§ **TASK TO CARRY OUT**: Exactly reproduce each line of the listing that follows.

----------

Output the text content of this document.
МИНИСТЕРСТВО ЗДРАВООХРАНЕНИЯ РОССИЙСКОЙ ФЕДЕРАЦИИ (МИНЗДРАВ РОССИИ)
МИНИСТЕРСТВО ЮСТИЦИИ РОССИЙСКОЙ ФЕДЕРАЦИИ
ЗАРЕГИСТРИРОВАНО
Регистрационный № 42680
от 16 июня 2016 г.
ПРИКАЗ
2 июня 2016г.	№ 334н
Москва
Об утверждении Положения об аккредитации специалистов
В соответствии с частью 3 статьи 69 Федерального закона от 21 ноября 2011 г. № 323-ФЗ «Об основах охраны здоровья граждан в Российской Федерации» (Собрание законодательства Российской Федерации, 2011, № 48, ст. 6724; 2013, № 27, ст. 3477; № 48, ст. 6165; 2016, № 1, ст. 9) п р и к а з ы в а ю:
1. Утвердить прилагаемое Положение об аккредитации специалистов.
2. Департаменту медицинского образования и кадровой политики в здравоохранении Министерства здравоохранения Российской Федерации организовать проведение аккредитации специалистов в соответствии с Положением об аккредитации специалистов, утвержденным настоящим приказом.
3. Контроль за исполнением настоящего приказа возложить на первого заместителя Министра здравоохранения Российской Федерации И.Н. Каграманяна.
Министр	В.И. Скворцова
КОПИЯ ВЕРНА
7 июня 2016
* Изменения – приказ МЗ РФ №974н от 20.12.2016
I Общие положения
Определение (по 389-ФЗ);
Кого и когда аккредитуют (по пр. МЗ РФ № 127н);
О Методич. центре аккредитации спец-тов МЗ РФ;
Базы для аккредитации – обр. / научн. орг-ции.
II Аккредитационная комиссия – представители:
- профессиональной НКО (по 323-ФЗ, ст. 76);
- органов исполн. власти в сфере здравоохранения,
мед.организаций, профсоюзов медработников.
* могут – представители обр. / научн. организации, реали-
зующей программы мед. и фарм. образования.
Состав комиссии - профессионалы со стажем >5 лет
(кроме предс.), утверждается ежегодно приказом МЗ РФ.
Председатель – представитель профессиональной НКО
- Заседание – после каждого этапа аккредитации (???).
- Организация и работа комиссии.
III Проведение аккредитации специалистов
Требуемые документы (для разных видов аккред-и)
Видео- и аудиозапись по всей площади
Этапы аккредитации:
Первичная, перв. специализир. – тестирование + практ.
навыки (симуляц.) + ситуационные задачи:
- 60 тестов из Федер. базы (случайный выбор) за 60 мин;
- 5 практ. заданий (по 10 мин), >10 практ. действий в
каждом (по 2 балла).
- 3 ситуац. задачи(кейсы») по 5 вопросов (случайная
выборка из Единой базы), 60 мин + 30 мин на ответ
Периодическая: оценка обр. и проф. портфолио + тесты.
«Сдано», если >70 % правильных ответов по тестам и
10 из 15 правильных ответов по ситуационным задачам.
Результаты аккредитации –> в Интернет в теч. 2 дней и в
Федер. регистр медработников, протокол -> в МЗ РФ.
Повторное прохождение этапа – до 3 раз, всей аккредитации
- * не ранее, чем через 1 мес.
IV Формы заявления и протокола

----------

§ **EXPECTED OUTPUT**:
Output the text content of this document.
МИНИСТЕРСТВО ЗДРАВООХРАНЕНИЯ РОССИЙСКОЙ ФЕДЕРАЦИИ (МИНЗДРАВ РОССИИ)
МИНИСТЕРСТВО ЮСТИЦИИ РОССИЙСКОЙ ФЕДЕРАЦИИ
ЗАРЕГИСТРИРОВАНО
Регистрационный № 42680
от 16 июня 2016 г.
ПРИКАЗ
2 июня 2016г.	№ 334н
Москва
Об утверждении Положения об аккредитации специалистов
В соответствии с частью 3 статьи 69 Федерального закона от 21 ноября 2011 г. № 323-ФЗ «Об основах охраны здоровья граждан в Российской Федерации» (Собрание законодательства Российской Федерации, 2011, № 48, ст. 6724; 2013, № 27, ст. 3477; № 48, ст. 6165; 2016, № 1, ст. 9) п р и к а з ы в а ю:
1. Утвердить прилагаемое Положение об аккредитации специалистов.
2. Департаменту медицинского образования и кадровой политики в здравоохранении Министерства здравоохранения Российской Федерации организовать проведение аккредитации специалистов в соответствии с Положением об аккредитации специалистов, утвержденным настоящим приказом.
3. Контроль за исполнением настоящего приказа возложить на первого заместителя Министра здравоохранения Российской Федерации И.Н. Каграманяна.
Министр	В.И. Скворцова
КОПИЯ ВЕРНА
7 июня 2016
* Изменения – приказ МЗ РФ №974н от 20.12.2016
I Общие положения
Определение (по 389-ФЗ);
Кого и когда аккредитуют (по пр. МЗ РФ № 127н);
О Методич. центре аккредитации спец-тов МЗ РФ;
Базы для аккредитации – обр. / научн. орг-ции.
II Аккредитационная комиссия – представители:
- профессиональной НКО (по 323-ФЗ, ст. 76);
- органов исполн. власти в сфере здравоохранения,
мед.организаций, профсоюзов медработников.
* могут – представители обр. / научн. организации, реали-
зующей программы мед. и фарм. образования.
Состав комиссии - профессионалы со стажем >5 лет
(кроме предс.), утверждается ежегодно приказом МЗ РФ.
Председатель – представитель профессиональной НКО
- Заседание – после каждого этапа аккредитации (???).
- Организация и работа комиссии.
III Проведение аккредитации специалистов
Требуемые документы (для разных видов аккред-и)
Видео- и аудиозапись по всей площади
Этапы аккредитации:
Первичная, перв. специализир. – тестирование + практ.
навыки (симуляц.) + ситуационные задачи:
- 60 тестов из Федер. базы (случайный выбор) за 60 мин;
- 5 практ. заданий (по 10 мин), >10 практ. действий в
каждом (по 2 балла).
- 3 ситуац. задачи(кейсы») по 5 вопросов (случайная
выборка из Единой базы), 60 мин + 30 мин на ответ
Периодическая: оценка обр. и проф. портфолио + тесты.
«Сдано», если >70 % правильных ответов по тестам и
10 из 15 правильных ответов по ситуационным задачам.
Результаты аккредитации –> в Интернет в теч. 2 дней и в
Федер. регистр медработников, протокол -> в МЗ РФ.
Повторное прохождение этапа – до 3 раз, всей аккредитации
- * не ранее, чем через 1 мес.
IV Формы заявления и протокола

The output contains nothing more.